— Begin —

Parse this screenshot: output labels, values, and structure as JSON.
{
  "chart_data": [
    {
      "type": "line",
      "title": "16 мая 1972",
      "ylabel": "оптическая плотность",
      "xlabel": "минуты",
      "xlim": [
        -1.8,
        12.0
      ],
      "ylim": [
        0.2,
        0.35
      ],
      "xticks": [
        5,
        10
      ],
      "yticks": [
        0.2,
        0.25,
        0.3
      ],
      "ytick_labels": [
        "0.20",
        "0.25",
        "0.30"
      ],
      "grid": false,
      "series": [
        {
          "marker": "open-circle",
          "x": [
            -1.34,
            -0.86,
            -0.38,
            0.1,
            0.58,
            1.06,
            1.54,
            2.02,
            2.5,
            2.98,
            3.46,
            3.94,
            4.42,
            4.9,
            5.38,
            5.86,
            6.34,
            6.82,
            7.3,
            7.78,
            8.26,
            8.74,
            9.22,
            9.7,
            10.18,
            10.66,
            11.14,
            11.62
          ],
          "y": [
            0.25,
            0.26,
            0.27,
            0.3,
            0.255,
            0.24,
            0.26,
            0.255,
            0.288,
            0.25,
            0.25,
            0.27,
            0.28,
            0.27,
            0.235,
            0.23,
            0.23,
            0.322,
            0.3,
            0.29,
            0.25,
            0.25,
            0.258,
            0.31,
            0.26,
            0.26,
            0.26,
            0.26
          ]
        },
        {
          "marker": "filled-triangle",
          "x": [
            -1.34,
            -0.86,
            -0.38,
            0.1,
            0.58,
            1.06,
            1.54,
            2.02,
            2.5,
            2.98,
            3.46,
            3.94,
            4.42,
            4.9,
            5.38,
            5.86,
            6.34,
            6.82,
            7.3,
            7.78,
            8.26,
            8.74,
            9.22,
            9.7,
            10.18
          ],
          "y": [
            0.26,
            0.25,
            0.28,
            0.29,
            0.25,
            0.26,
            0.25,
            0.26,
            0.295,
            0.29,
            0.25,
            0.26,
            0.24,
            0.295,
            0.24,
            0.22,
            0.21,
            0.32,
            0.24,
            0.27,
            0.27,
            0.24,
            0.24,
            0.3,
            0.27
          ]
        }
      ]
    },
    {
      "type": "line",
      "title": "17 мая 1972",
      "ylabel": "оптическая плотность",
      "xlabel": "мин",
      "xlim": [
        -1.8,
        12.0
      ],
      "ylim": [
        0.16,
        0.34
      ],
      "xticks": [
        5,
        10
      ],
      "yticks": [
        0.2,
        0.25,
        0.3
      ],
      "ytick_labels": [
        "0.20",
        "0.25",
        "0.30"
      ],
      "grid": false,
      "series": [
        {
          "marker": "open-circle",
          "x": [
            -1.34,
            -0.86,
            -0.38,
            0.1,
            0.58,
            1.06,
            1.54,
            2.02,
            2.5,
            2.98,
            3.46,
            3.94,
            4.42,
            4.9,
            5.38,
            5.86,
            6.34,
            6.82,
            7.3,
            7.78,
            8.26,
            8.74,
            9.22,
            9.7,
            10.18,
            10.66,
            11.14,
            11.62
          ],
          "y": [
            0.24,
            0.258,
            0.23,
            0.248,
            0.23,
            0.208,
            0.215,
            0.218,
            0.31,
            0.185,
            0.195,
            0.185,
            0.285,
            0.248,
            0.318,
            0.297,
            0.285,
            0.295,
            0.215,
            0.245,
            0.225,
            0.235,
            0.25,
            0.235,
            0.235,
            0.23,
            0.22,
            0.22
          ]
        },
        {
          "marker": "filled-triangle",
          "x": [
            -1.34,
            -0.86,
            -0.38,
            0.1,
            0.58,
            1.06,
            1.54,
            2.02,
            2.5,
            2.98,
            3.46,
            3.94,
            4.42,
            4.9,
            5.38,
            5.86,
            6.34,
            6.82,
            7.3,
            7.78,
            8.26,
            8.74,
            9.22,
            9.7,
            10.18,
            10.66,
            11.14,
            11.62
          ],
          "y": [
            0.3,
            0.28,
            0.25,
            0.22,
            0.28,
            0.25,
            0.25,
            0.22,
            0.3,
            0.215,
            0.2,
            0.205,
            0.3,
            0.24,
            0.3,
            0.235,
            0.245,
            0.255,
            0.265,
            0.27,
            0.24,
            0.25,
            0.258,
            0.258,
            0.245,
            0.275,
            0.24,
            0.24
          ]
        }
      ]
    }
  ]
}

— End —

▸ **What you will do**: Transcribe the material above word for word.

▸ **The completed task**:
Parse this screenshot: output labels, values, and structure as JSON.
{
  "chart_data": [
    {
      "type": "line",
      "title": "16 мая 1972",
      "ylabel": "оптическая плотность",
      "xlabel": "минуты",
      "xlim": [
        -1.8,
        12.0
      ],
      "ylim": [
        0.2,
        0.35
      ],
      "xticks": [
        5,
        10
      ],
      "yticks": [
        0.2,
        0.25,
        0.3
      ],
      "ytick_labels": [
        "0.20",
        "0.25",
        "0.30"
      ],
      "grid": false,
      "series": [
        {
          "marker": "open-circle",
          "x": [
            -1.34,
            -0.86,
            -0.38,
            0.1,
            0.58,
            1.06,
            1.54,
            2.02,
            2.5,
            2.98,
            3.46,
            3.94,
            4.42,
            4.9,
            5.38,
            5.86,
            6.34,
            6.82,
            7.3,
            7.78,
            8.26,
            8.74,
            9.22,
            9.7,
            10.18,
            10.66,
            11.14,
            11.62
          ],
          "y": [
            0.25,
            0.26,
            0.27,
            0.3,
            0.255,
            0.24,
            0.26,
            0.255,
            0.288,
            0.25,
            0.25,
            0.27,
            0.28,
            0.27,
            0.235,
            0.23,
            0.23,
            0.322,
            0.3,
            0.29,
            0.25,
            0.25,
            0.258,
            0.31,
            0.26,
            0.26,
            0.26,
            0.26
          ]
        },
        {
          "marker": "filled-triangle",
          "x": [
            -1.34,
            -0.86,
            -0.38,
            0.1,
            0.58,
            1.06,
            1.54,
            2.02,
            2.5,
            2.98,
            3.46,
            3.94,
            4.42,
            4.9,
            5.38,
            5.86,
            6.34,
            6.82,
            7.3,
            7.78,
            8.26,
            8.74,
            9.22,
            9.7,
            10.18
          ],
          "y": [
            0.26,
            0.25,
            0.28,
            0.29,
            0.25,
            0.26,
            0.25,
            0.26,
            0.295,
            0.29,
            0.25,
            0.26,
            0.24,
            0.295,
            0.24,
            0.22,
            0.21,
            0.32,
            0.24,
            0.27,
            0.27,
            0.24,
            0.24,
            0.3,
            0.27
          ]
        }
      ]
    },
    {
      "type": "line",
      "title": "17 мая 1972",
      "ylabel": "оптическая плотность",
      "xlabel": "мин",
      "xlim": [
        -1.8,
        12.0
      ],
      "ylim": [
        0.16,
        0.34
      ],
      "xticks": [
        5,
        10
      ],
      "yticks": [
        0.2,
        0.25,
        0.3
      ],
      "ytick_labels": [
        "0.20",
        "0.25",
        "0.30"
      ],
      "grid": false,
      "series": [
        {
          "marker": "open-circle",
          "x": [
            -1.34,
            -0.86,
            -0.38,
            0.1,
            0.58,
            1.06,
            1.54,
            2.02,
            2.5,
            2.98,
            3.46,
            3.94,
            4.42,
            4.9,
            5.38,
            5.86,
            6.34,
            6.82,
            7.3,
            7.78,
            8.26,
            8.74,
            9.22,
            9.7,
            10.18,
            10.66,
            11.14,
            11.62
          ],
          "y": [
            0.24,
            0.258,
            0.23,
            0.248,
            0.23,
            0.208,
            0.215,
            0.218,
            0.31,
            0.185,
            0.195,
            0.185,
            0.285,
            0.248,
            0.318,
            0.297,
            0.285,
            0.295,
            0.215,
            0.245,
            0.225,
            0.235,
            0.25,
            0.235,
            0.235,
            0.23,
            0.22,
            0.22
          ]
        },
        {
          "marker": "filled-triangle",
          "x": [
            -1.34,
            -0.86,
            -0.38,
            0.1,
            0.58,
            1.06,
            1.54,
            2.02,
            2.5,
            2.98,
            3.46,
            3.94,
            4.42,
            4.9,
            5.38,
            5.86,
            6.34,
            6.82,
            7.3,
            7.78,
            8.26,
            8.74,
            9.22,
            9.7,
            10.18,
            10.66,
            11.14,
            11.62
          ],
          "y": [
            0.3,
            0.28,
            0.25,
            0.22,
            0.28,
            0.25,
            0.25,
            0.22,
            0.3,
            0.215,
            0.2,
            0.205,
            0.3,
            0.24,
            0.3,
            0.235,
            0.245,
            0.255,
            0.265,
            0.27,
            0.24,
            0.25,
            0.258,
            0.258,
            0.245,
            0.275,
            0.24,
            0.24
          ]
        }
      ]
    }
  ]
}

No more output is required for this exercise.